### What to do
Each entry must appear again exactly as it does in the source.
======== Records to use ========
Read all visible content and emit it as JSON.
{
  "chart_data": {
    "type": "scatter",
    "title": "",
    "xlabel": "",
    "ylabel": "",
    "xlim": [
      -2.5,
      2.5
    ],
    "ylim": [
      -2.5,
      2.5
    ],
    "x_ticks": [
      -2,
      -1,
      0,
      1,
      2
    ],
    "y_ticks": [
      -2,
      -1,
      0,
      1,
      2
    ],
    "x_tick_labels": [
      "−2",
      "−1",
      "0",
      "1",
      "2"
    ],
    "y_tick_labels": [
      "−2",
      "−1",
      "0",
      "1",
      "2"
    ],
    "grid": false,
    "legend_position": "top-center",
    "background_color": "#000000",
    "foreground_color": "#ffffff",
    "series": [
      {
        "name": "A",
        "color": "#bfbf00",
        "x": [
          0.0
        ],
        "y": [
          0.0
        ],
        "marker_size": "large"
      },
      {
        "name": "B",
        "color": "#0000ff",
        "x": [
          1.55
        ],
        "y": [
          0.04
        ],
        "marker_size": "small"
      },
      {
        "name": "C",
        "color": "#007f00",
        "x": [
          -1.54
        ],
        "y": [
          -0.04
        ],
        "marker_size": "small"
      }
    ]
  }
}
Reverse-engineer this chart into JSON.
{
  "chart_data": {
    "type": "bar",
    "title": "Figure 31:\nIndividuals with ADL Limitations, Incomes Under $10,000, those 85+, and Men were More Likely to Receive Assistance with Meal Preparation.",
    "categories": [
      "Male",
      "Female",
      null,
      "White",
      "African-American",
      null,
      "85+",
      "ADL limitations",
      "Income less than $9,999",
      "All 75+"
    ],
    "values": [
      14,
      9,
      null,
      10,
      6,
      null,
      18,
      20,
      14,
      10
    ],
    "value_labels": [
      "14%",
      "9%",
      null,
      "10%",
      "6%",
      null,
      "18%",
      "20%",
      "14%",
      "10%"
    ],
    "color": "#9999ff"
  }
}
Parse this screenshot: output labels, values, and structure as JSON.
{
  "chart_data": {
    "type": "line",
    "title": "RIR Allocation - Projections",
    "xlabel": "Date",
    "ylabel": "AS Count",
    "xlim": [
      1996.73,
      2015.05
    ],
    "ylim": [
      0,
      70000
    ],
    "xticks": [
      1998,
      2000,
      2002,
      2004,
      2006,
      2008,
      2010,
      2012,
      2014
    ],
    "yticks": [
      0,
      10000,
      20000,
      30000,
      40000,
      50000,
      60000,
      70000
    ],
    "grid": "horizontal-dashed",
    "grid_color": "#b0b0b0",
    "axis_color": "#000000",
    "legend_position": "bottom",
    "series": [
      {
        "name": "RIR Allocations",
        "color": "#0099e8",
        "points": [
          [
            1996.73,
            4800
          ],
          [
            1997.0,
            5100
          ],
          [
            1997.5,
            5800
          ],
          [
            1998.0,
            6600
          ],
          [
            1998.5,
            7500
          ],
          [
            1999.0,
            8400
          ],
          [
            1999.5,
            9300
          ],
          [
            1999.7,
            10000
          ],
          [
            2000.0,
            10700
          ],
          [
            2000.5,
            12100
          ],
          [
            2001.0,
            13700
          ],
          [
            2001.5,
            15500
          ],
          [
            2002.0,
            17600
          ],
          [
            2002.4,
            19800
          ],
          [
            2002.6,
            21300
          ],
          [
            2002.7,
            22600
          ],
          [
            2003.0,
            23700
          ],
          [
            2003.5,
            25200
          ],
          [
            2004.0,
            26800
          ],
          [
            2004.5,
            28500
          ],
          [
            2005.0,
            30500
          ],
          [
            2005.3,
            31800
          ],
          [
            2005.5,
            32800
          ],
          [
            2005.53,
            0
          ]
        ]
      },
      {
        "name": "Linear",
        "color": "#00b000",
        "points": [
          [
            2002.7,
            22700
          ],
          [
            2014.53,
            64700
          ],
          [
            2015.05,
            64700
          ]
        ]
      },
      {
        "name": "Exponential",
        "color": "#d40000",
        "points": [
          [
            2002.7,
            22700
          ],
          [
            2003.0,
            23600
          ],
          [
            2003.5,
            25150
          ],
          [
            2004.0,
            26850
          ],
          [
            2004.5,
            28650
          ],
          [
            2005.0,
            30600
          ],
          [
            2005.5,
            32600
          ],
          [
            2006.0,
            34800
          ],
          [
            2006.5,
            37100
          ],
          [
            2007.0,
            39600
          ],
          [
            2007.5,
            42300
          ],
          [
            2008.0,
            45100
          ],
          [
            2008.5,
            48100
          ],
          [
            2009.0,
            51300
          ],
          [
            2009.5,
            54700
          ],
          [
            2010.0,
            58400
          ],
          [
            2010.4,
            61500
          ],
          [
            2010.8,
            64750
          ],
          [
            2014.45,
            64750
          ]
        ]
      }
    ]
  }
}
========
### Result of this exercise
Read all visible content and emit it as JSON.
{
  "chart_data": {
    "type": "scatter",
    "title": "",
    "xlabel": "",
    "ylabel": "",
    "xlim": [
      -2.5,
      2.5
    ],
    "ylim": [
      -2.5,
      2.5
    ],
    "x_ticks": [
      -2,
      -1,
      0,
      1,
      2
    ],
    "y_ticks": [
      -2,
      -1,
      0,
      1,
      2
    ],
    "x_tick_labels": [
      "−2",
      "−1",
      "0",
      "1",
      "2"
    ],
    "y_tick_labels": [
      "−2",
      "−1",
      "0",
      "1",
      "2"
    ],
    "grid": false,
    "legend_position": "top-center",
    "background_color": "#000000",
    "foreground_color": "#ffffff",
    "series": [
      {
        "name": "A",
        "color": "#bfbf00",
        "x": [
          0.0
        ],
        "y": [
          0.0
        ],
        "marker_size": "large"
      },
      {
        "name": "B",
        "color": "#0000ff",
        "x": [
          1.55
        ],
        "y": [
          0.04
        ],
        "marker_size": "small"
      },
      {
        "name": "C",
        "color": "#007f00",
        "x": [
          -1.54
        ],
        "y": [
          -0.04
        ],
        "marker_size": "small"
      }
    ]
  }
}
Reverse-engineer this chart into JSON.
{
  "chart_data": {
    "type": "bar",
    "title": "Figure 31:\nIndividuals with ADL Limitations, Incomes Under $10,000, those 85+, and Men were More Likely to Receive Assistance with Meal Preparation.",
    "categories": [
      "Male",
      "Female",
      null,
      "White",
      "African-American",
      null,
      "85+",
      "ADL limitations",
      "Income less than $9,999",
      "All 75+"
    ],
    "values": [
      14,
      9,
      null,
      10,
      6,
      null,
      18,
      20,
      14,
      10
    ],
    "value_labels": [
      "14%",
      "9%",
      null,
      "10%",
      "6%",
      null,
      "18%",
      "20%",
      "14%",
      "10%"
    ],
    "color": "#9999ff"
  }
}
Parse this screenshot: output labels, values, and structure as JSON.
{
  "chart_data": {
    "type": "line",
    "title": "RIR Allocation - Projections",
    "xlabel": "Date",
    "ylabel": "AS Count",
    "xlim": [
      1996.73,
      2015.05
    ],
    "ylim": [
      0,
      70000
    ],
    "xticks": [
      1998,
      2000,
      2002,
      2004,
      2006,
      2008,
      2010,
      2012,
      2014
    ],
    "yticks": [
      0,
      10000,
      20000,
      30000,
      40000,
      50000,
      60000,
      70000
    ],
    "grid": "horizontal-dashed",
    "grid_color": "#b0b0b0",
    "axis_color": "#000000",
    "legend_position": "bottom",
    "series": [
      {
        "name": "RIR Allocations",
        "color": "#0099e8",
        "points": [
          [
            1996.73,
            4800
          ],
          [
            1997.0,
            5100
          ],
          [
            1997.5,
            5800
          ],
          [
            1998.0,
            6600
          ],
          [
            1998.5,
            7500
          ],
          [
            1999.0,
            8400
          ],
          [
            1999.5,
            9300
          ],
          [
            1999.7,
            10000
          ],
          [
            2000.0,
            10700
          ],
          [
            2000.5,
            12100
          ],
          [
            2001.0,
            13700
          ],
          [
            2001.5,
            15500
          ],
          [
            2002.0,
            17600
          ],
          [
            2002.4,
            19800
          ],
          [
            2002.6,
            21300
          ],
          [
            2002.7,
            22600
          ],
          [
            2003.0,
            23700
          ],
          [
            2003.5,
            25200
          ],
          [
            2004.0,
            26800
          ],
          [
            2004.5,
            28500
          ],
          [
            2005.0,
            30500
          ],
          [
            2005.3,
            31800
          ],
          [
            2005.5,
            32800
          ],
          [
            2005.53,
            0
          ]
        ]
      },
      {
        "name": "Linear",
        "color": "#00b000",
        "points": [
          [
            2002.7,
            22700
          ],
          [
            2014.53,
            64700
          ],
          [
            2015.05,
            64700
          ]
        ]
      },
      {
        "name": "Exponential",
        "color": "#d40000",
        "points": [
          [
            2002.7,
            22700
          ],
          [
            2003.0,
            23600
          ],
          [
            2003.5,
            25150
          ],
          [
            2004.0,
            26850
          ],
          [
            2004.5,
            28650
          ],
          [
            2005.0,
            30600
          ],
          [
            2005.5,
            32600
          ],
          [
            2006.0,
            34800
          ],
          [
            2006.5,
            37100
          ],
          [
            2007.0,
            39600
          ],
          [
            2007.5,
            42300
          ],
          [
            2008.0,
            45100
          ],
          [
            2008.5,
            48100
          ],
          [
            2009.0,
            51300
          ],
          [
            2009.5,
            54700
          ],
          [
            2010.0,
            58400
          ],
          [
            2010.4,
            61500
          ],
          [
            2010.8,
            64750
          ],
          [
            2014.45,
            64750
          ]
        ]
      }
    ]
  }
}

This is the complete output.